## Goal:
Reproduce each line bearing the word "text".

Source records
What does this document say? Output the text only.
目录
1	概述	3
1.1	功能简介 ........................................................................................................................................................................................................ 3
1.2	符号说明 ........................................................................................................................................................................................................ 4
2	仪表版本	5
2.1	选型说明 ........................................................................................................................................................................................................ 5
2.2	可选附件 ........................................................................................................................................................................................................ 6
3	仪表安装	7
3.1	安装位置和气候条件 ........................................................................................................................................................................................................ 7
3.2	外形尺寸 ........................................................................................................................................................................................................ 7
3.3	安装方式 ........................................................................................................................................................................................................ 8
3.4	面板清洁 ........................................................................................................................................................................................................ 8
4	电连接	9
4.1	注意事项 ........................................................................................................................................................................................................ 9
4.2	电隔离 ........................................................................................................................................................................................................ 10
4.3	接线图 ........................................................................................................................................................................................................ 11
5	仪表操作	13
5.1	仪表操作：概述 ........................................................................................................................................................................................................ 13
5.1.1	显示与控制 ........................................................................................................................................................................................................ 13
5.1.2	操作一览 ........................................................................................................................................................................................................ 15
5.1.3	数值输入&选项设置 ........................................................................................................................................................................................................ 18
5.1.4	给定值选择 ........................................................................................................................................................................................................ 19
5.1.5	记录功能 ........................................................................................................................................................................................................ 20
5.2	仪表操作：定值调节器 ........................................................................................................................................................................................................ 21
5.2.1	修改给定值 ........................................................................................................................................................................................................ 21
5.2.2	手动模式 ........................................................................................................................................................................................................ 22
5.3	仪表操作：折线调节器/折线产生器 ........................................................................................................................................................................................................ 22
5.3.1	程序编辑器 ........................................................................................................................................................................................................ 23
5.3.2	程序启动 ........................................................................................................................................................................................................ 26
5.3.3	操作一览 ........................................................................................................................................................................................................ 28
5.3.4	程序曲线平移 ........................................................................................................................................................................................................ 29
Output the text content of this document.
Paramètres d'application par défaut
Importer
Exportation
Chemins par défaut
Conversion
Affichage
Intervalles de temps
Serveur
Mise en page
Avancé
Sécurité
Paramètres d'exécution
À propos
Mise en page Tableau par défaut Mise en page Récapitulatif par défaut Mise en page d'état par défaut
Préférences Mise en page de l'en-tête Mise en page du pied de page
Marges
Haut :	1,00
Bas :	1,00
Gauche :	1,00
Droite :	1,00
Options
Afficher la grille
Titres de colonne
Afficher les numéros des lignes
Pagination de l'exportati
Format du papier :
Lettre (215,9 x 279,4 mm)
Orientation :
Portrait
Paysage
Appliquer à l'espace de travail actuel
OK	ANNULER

## Task result:
What does this document say? Output the text only.
Output the text content of this document.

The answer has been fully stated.